### [TASK OBJECTIVE]
Copy out the records unchanged from the line with "Patent image size: (1378, 791)." to the line with "The longitudinal linking", including both of those lines.
## start
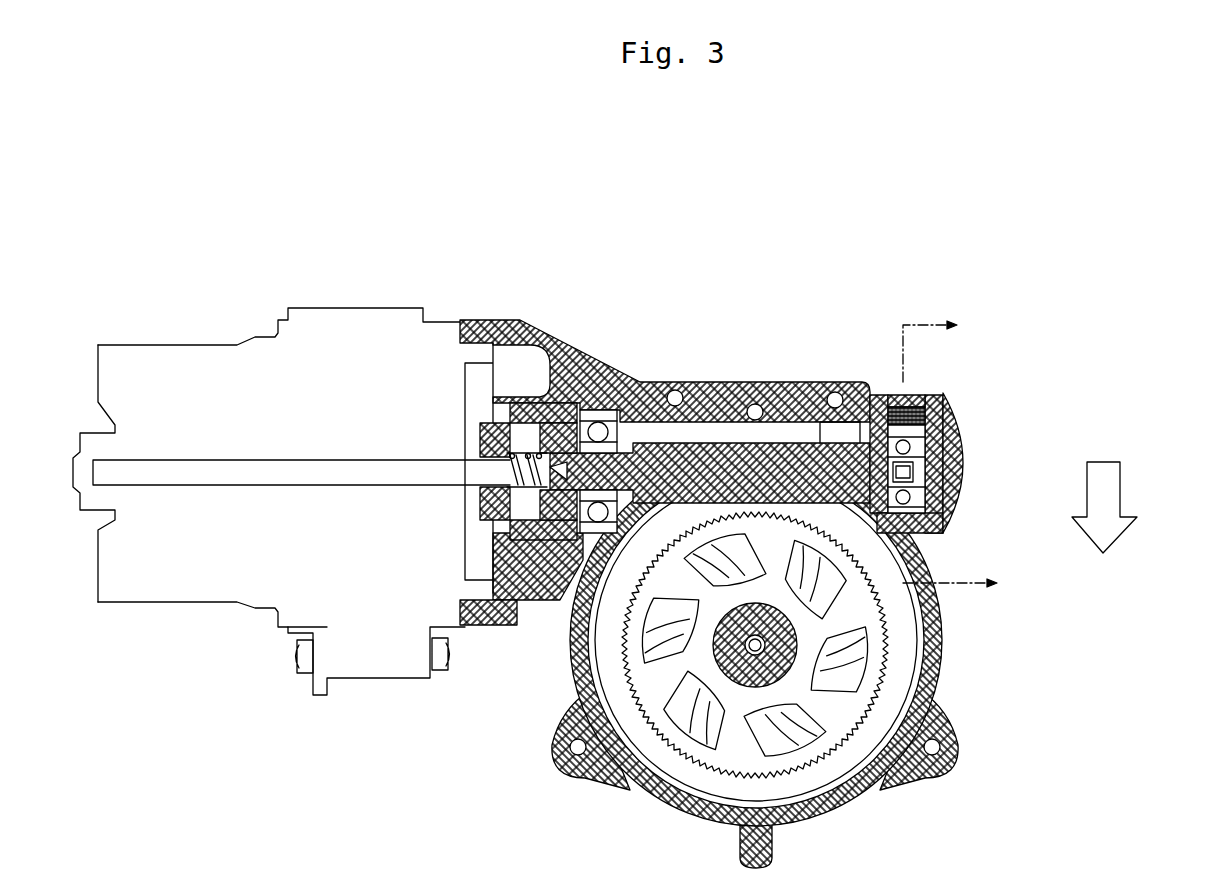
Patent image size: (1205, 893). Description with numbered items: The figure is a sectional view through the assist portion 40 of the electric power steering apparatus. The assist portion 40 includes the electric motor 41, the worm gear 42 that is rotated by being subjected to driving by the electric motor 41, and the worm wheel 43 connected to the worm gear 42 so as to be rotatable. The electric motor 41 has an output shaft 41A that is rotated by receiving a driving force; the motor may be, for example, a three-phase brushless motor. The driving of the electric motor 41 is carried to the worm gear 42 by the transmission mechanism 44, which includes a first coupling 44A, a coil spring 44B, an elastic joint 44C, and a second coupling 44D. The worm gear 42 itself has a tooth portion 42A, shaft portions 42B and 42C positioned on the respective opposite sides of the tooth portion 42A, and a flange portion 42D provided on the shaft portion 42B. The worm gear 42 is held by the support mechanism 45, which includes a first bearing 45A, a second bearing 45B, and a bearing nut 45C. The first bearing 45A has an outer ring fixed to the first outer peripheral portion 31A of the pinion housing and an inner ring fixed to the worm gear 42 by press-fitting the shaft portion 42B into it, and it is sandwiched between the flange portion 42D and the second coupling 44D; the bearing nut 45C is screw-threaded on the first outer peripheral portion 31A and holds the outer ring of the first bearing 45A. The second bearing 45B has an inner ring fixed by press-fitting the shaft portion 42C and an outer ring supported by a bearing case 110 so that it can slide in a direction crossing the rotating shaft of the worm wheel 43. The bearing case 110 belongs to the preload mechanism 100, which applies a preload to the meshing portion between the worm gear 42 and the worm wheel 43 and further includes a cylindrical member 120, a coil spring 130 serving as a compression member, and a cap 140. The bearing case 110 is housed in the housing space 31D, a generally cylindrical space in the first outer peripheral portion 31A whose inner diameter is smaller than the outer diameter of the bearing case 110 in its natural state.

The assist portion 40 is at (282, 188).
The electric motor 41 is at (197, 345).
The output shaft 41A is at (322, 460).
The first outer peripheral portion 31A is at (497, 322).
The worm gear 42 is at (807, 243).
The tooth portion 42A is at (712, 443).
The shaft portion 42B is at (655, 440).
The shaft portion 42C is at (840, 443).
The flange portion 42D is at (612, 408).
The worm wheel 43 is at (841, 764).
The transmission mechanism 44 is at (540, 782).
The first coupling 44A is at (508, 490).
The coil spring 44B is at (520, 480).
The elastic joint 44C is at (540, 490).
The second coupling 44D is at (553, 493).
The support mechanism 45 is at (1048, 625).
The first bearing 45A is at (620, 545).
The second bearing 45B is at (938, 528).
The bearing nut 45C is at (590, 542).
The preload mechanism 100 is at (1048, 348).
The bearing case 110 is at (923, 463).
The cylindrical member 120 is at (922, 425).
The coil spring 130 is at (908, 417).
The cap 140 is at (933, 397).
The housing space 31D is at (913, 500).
## end
## start
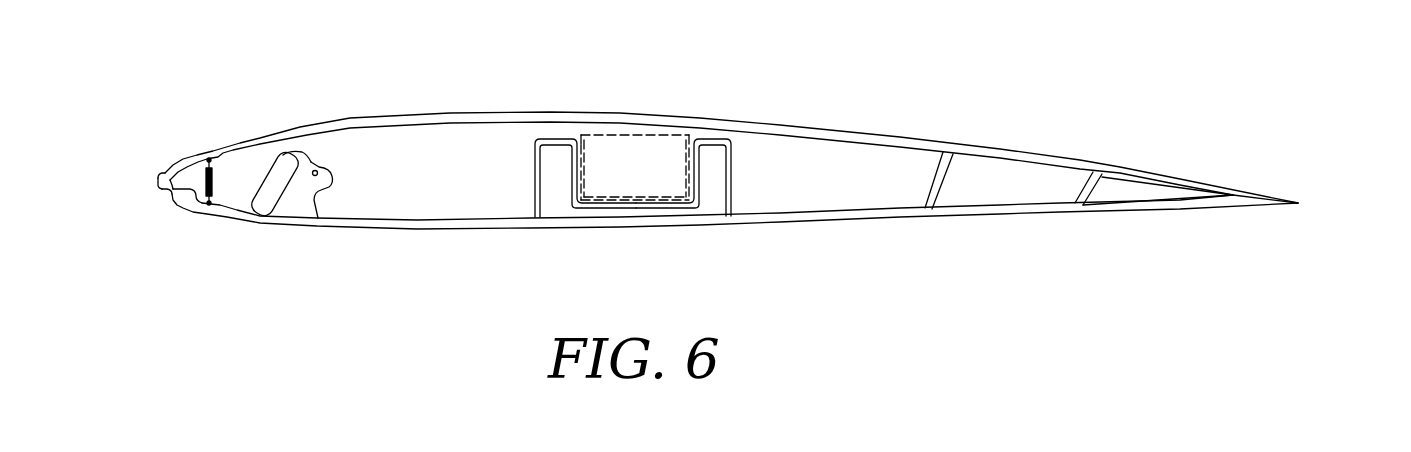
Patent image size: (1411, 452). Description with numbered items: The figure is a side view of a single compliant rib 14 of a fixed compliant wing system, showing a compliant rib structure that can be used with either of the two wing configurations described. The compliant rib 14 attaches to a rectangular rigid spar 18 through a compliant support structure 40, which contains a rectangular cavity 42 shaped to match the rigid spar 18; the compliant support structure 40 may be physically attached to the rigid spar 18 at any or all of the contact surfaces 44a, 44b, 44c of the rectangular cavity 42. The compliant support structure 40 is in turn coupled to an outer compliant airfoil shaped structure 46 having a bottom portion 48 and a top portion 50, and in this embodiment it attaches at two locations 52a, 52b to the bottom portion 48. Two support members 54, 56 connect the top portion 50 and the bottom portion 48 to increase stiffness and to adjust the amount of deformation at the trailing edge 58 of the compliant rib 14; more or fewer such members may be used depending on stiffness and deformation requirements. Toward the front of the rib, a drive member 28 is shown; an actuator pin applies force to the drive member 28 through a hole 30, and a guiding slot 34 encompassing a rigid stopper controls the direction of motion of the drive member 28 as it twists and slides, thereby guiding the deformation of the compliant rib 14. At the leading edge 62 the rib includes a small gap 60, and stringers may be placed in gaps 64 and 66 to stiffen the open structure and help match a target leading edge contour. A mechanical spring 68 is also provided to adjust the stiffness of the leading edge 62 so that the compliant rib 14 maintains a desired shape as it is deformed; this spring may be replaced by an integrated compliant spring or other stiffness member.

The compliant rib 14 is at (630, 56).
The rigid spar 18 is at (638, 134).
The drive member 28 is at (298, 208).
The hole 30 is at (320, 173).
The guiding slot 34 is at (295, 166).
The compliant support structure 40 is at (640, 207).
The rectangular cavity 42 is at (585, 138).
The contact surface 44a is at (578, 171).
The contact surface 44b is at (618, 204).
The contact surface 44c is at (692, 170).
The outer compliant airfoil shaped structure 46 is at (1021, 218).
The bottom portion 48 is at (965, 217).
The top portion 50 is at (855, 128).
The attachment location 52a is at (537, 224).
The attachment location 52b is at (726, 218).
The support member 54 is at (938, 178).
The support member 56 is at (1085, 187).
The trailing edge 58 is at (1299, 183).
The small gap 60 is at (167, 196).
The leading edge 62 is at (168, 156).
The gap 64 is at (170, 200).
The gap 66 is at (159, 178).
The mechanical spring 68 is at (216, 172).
## end
## start
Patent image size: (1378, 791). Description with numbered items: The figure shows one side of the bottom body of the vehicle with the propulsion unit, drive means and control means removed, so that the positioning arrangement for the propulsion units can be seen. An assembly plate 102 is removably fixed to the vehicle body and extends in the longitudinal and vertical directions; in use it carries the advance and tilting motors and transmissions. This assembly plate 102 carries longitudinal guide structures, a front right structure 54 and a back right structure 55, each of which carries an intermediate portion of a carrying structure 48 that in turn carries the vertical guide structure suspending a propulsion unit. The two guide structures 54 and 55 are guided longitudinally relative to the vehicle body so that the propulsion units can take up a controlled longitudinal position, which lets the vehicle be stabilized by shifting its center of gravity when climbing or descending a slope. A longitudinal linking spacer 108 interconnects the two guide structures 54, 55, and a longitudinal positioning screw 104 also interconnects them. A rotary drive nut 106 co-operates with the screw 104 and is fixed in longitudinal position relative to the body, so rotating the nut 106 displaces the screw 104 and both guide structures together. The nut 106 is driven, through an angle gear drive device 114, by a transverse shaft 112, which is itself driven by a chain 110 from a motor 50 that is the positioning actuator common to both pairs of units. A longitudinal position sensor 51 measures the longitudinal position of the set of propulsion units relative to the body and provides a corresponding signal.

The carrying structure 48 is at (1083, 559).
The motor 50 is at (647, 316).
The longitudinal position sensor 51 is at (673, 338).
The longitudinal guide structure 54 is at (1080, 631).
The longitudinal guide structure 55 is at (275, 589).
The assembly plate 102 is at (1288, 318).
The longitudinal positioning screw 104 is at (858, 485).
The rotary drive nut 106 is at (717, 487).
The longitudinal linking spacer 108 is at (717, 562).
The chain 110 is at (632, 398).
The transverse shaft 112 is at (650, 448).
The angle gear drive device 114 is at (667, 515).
## end
### [OUTPUT OF THE TASK]
Patent image size: (1378, 791). Description with numbered items: The figure shows one side of the bottom body of the vehicle with the propulsion unit, drive means and control means removed, so that the positioning arrangement for the propulsion units can be seen. An assembly plate 102 is removably fixed to the vehicle body and extends in the longitudinal and vertical directions; in use it carries the advance and tilting motors and transmissions. This assembly plate 102 carries longitudinal guide structures, a front right structure 54 and a back right structure 55, each of which carries an intermediate portion of a carrying structure 48 that in turn carries the vertical guide structure suspending a propulsion unit. The two guide structures 54 and 55 are guided longitudinally relative to the vehicle body so that the propulsion units can take up a controlled longitudinal position, which lets the vehicle be stabilized by shifting its center of gravity when climbing or descending a slope. A longitudinal linking spacer 108 interconnects the two guide structures 54, 55, and a longitudinal positioning screw 104 also interconnects them. A rotary drive nut 106 co-operates with the screw 104 and is fixed in longitudinal position relative to the body, so rotating the nut 106 displaces the screw 104 and both guide structures together. The nut 106 is driven, through an angle gear drive device 114, by a transverse shaft 112, which is itself driven by a chain 110 from a motor 50 that is the positioning actuator common to both pairs of units. A longitudinal position sensor 51 measures the longitudinal position of the set of propulsion units relative to the body and provides a corresponding signal.

The carrying structure 48 is at (1083, 559).
The motor 50 is at (647, 316).
The longitudinal position sensor 51 is at (673, 338).
The longitudinal guide structure 54 is at (1080, 631).
The longitudinal guide structure 55 is at (275, 589).
The assembly plate 102 is at (1288, 318).
The longitudinal positioning screw 104 is at (858, 485).
The rotary drive nut 106 is at (717, 487).
The longitudinal linking spacer 108 is at (717, 562).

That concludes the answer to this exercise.